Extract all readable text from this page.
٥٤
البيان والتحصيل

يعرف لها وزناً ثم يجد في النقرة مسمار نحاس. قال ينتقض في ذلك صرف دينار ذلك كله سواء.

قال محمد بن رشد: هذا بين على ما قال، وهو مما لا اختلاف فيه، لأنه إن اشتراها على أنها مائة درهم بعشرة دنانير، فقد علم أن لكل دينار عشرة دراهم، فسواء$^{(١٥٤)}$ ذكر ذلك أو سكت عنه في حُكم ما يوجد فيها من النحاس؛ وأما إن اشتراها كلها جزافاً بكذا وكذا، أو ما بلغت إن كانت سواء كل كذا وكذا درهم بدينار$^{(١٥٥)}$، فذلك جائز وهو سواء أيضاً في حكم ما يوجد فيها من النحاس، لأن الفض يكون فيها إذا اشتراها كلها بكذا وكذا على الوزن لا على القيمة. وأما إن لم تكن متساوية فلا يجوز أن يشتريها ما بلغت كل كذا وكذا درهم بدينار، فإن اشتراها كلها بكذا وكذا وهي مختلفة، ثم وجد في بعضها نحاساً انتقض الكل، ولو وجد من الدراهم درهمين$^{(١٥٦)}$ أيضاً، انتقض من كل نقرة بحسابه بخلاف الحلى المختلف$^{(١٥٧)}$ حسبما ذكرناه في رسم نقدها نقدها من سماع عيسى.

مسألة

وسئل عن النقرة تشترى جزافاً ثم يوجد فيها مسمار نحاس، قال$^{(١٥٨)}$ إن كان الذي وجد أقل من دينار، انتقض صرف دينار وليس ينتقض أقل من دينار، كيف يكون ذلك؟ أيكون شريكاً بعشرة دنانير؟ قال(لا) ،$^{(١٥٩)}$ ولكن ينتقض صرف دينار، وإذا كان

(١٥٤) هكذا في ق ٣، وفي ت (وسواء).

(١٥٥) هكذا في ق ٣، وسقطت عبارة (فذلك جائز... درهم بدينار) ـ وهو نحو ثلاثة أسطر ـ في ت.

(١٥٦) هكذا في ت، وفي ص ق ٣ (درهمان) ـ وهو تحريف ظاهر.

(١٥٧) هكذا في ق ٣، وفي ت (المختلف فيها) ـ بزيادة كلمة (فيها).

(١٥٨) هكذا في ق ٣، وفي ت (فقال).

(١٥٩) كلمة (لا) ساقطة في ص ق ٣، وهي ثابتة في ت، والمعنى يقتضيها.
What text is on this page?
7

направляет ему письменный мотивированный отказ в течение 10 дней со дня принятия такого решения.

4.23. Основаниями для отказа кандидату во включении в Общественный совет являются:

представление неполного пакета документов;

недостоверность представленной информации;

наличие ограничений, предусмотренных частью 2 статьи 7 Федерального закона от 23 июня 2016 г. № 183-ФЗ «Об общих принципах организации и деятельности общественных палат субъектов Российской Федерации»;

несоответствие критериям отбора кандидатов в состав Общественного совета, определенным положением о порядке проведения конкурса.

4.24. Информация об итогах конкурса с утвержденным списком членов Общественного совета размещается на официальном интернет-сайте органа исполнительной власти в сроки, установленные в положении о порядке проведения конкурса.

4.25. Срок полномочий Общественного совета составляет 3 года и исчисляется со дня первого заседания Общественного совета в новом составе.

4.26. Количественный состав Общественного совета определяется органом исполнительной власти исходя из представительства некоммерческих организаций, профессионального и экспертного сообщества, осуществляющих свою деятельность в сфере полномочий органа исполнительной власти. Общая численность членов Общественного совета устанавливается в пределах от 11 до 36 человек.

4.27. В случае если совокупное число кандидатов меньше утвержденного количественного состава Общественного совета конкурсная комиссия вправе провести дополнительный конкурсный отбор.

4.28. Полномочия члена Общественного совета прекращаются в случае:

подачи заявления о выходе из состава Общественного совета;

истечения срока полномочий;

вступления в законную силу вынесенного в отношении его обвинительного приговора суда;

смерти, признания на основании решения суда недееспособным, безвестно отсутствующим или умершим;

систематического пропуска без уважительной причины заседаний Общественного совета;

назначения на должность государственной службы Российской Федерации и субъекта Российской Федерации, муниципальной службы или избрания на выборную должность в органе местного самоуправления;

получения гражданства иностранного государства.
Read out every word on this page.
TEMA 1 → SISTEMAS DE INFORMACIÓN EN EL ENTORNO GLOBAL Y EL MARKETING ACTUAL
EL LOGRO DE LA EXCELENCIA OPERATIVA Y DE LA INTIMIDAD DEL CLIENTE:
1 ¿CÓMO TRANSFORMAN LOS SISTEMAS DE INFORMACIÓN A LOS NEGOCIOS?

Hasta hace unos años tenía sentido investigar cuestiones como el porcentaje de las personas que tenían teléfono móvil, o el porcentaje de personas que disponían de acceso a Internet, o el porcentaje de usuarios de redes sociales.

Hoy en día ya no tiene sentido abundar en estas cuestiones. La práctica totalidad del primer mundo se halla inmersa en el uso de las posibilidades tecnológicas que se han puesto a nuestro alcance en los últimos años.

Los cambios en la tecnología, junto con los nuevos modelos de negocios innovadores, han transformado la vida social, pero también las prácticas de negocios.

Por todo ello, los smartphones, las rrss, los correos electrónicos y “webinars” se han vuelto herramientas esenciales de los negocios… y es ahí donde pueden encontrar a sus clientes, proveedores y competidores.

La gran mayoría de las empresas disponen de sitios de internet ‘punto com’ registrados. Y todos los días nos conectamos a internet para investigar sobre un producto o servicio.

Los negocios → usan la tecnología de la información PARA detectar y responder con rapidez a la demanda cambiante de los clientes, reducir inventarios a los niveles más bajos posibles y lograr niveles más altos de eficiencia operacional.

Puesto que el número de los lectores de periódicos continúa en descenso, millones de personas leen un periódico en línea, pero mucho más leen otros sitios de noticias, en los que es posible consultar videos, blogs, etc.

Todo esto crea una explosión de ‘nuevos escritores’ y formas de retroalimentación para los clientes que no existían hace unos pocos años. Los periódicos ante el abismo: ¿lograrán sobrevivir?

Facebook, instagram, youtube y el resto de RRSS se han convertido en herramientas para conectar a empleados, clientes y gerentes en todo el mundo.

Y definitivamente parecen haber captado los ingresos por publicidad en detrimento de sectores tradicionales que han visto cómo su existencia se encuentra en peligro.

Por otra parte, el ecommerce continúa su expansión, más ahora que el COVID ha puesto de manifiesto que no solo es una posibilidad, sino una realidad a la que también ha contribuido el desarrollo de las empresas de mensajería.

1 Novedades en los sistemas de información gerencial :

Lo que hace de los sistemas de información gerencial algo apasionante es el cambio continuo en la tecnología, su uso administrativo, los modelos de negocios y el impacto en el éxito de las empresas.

......

WHAT YOU ARE ASKED TO DO:
Set down the material above again, word for word.

REPLY:
Extract all readable text from this page.
٥٤
البيان والتحصيل

يعرف لها وزناً ثم يجد في النقرة مسمار نحاس. قال ينتقض في ذلك صرف دينار ذلك كله سواء.

قال محمد بن رشد: هذا بين على ما قال، وهو مما لا اختلاف فيه، لأنه إن اشتراها على أنها مائة درهم بعشرة دنانير، فقد علم أن لكل دينار عشرة دراهم، فسواء$^{(١٥٤)}$ ذكر ذلك أو سكت عنه في حُكم ما يوجد فيها من النحاس؛ وأما إن اشتراها كلها جزافاً بكذا وكذا، أو ما بلغت إن كانت سواء كل كذا وكذا درهم بدينار$^{(١٥٥)}$، فذلك جائز وهو سواء أيضاً في حكم ما يوجد فيها من النحاس، لأن الفض يكون فيها إذا اشتراها كلها بكذا وكذا على الوزن لا على القيمة. وأما إن لم تكن متساوية فلا يجوز أن يشتريها ما بلغت كل كذا وكذا درهم بدينار، فإن اشتراها كلها بكذا وكذا وهي مختلفة، ثم وجد في بعضها نحاساً انتقض الكل، ولو وجد من الدراهم درهمين$^{(١٥٦)}$ أيضاً، انتقض من كل نقرة بحسابه بخلاف الحلى المختلف$^{(١٥٧)}$ حسبما ذكرناه في رسم نقدها نقدها من سماع عيسى.

مسألة

وسئل عن النقرة تشترى جزافاً ثم يوجد فيها مسمار نحاس، قال$^{(١٥٨)}$ إن كان الذي وجد أقل من دينار، انتقض صرف دينار وليس ينتقض أقل من دينار، كيف يكون ذلك؟ أيكون شريكاً بعشرة دنانير؟ قال(لا) ،$^{(١٥٩)}$ ولكن ينتقض صرف دينار، وإذا كان

(١٥٤) هكذا في ق ٣، وفي ت (وسواء).

(١٥٥) هكذا في ق ٣، وسقطت عبارة (فذلك جائز... درهم بدينار) ـ وهو نحو ثلاثة أسطر ـ في ت.

(١٥٦) هكذا في ت، وفي ص ق ٣ (درهمان) ـ وهو تحريف ظاهر.

(١٥٧) هكذا في ق ٣، وفي ت (المختلف فيها) ـ بزيادة كلمة (فيها).

(١٥٨) هكذا في ق ٣، وفي ت (فقال).

(١٥٩) كلمة (لا) ساقطة في ص ق ٣، وهي ثابتة في ت، والمعنى يقتضيها.
What text is on this page?
7

направляет ему письменный мотивированный отказ в течение 10 дней со дня принятия такого решения.

4.23. Основаниями для отказа кандидату во включении в Общественный совет являются:

представление неполного пакета документов;

недостоверность представленной информации;

наличие ограничений, предусмотренных частью 2 статьи 7 Федерального закона от 23 июня 2016 г. № 183-ФЗ «Об общих принципах организации и деятельности общественных палат субъектов Российской Федерации»;

несоответствие критериям отбора кандидатов в состав Общественного совета, определенным положением о порядке проведения конкурса.

4.24. Информация об итогах конкурса с утвержденным списком членов Общественного совета размещается на официальном интернет-сайте органа исполнительной власти в сроки, установленные в положении о порядке проведения конкурса.

4.25. Срок полномочий Общественного совета составляет 3 года и исчисляется со дня первого заседания Общественного совета в новом составе.

4.26. Количественный состав Общественного совета определяется органом исполнительной власти исходя из представительства некоммерческих организаций, профессионального и экспертного сообщества, осуществляющих свою деятельность в сфере полномочий органа исполнительной власти. Общая численность членов Общественного совета устанавливается в пределах от 11 до 36 человек.

4.27. В случае если совокупное число кандидатов меньше утвержденного количественного состава Общественного совета конкурсная комиссия вправе провести дополнительный конкурсный отбор.

4.28. Полномочия члена Общественного совета прекращаются в случае:

подачи заявления о выходе из состава Общественного совета;

истечения срока полномочий;

вступления в законную силу вынесенного в отношении его обвинительного приговора суда;

смерти, признания на основании решения суда недееспособным, безвестно отсутствующим или умершим;

систематического пропуска без уважительной причины заседаний Общественного совета;

назначения на должность государственной службы Российской Федерации и субъекта Российской Федерации, муниципальной службы или избрания на выборную должность в органе местного самоуправления;

получения гражданства иностранного государства.
Read out every word on this page.
TEMA 1 → SISTEMAS DE INFORMACIÓN EN EL ENTORNO GLOBAL Y EL MARKETING ACTUAL
EL LOGRO DE LA EXCELENCIA OPERATIVA Y DE LA INTIMIDAD DEL CLIENTE:
1 ¿CÓMO TRANSFORMAN LOS SISTEMAS DE INFORMACIÓN A LOS NEGOCIOS?

Hasta hace unos años tenía sentido investigar cuestiones como el porcentaje de las personas que tenían teléfono móvil, o el porcentaje de personas que disponían de acceso a Internet, o el porcentaje de usuarios de redes sociales.

Hoy en día ya no tiene sentido abundar en estas cuestiones. La práctica totalidad del primer mundo se halla inmersa en el uso de las posibilidades tecnológicas que se han puesto a nuestro alcance en los últimos años.

Los cambios en la tecnología, junto con los nuevos modelos de negocios innovadores, han transformado la vida social, pero también las prácticas de negocios.

Por todo ello, los smartphones, las rrss, los correos electrónicos y “webinars” se han vuelto herramientas esenciales de los negocios… y es ahí donde pueden encontrar a sus clientes, proveedores y competidores.

La gran mayoría de las empresas disponen de sitios de internet ‘punto com’ registrados. Y todos los días nos conectamos a internet para investigar sobre un producto o servicio.

Los negocios → usan la tecnología de la información PARA detectar y responder con rapidez a la demanda cambiante de los clientes, reducir inventarios a los niveles más bajos posibles y lograr niveles más altos de eficiencia operacional.

Puesto que el número de los lectores de periódicos continúa en descenso, millones de personas leen un periódico en línea, pero mucho más leen otros sitios de noticias, en los que es posible consultar videos, blogs, etc.

Todo esto crea una explosión de ‘nuevos escritores’ y formas de retroalimentación para los clientes que no existían hace unos pocos años. Los periódicos ante el abismo: ¿lograrán sobrevivir?

Facebook, instagram, youtube y el resto de RRSS se han convertido en herramientas para conectar a empleados, clientes y gerentes en todo el mundo.

Y definitivamente parecen haber captado los ingresos por publicidad en detrimento de sectores tradicionales que han visto cómo su existencia se encuentra en peligro.

Por otra parte, el ecommerce continúa su expansión, más ahora que el COVID ha puesto de manifiesto que no solo es una posibilidad, sino una realidad a la que también ha contribuido el desarrollo de las empresas de mensajería.

1 Novedades en los sistemas de información gerencial :

Lo que hace de los sistemas de información gerencial algo apasionante es el cambio continuo en la tecnología, su uso administrativo, los modelos de negocios y el impacto en el éxito de las empresas.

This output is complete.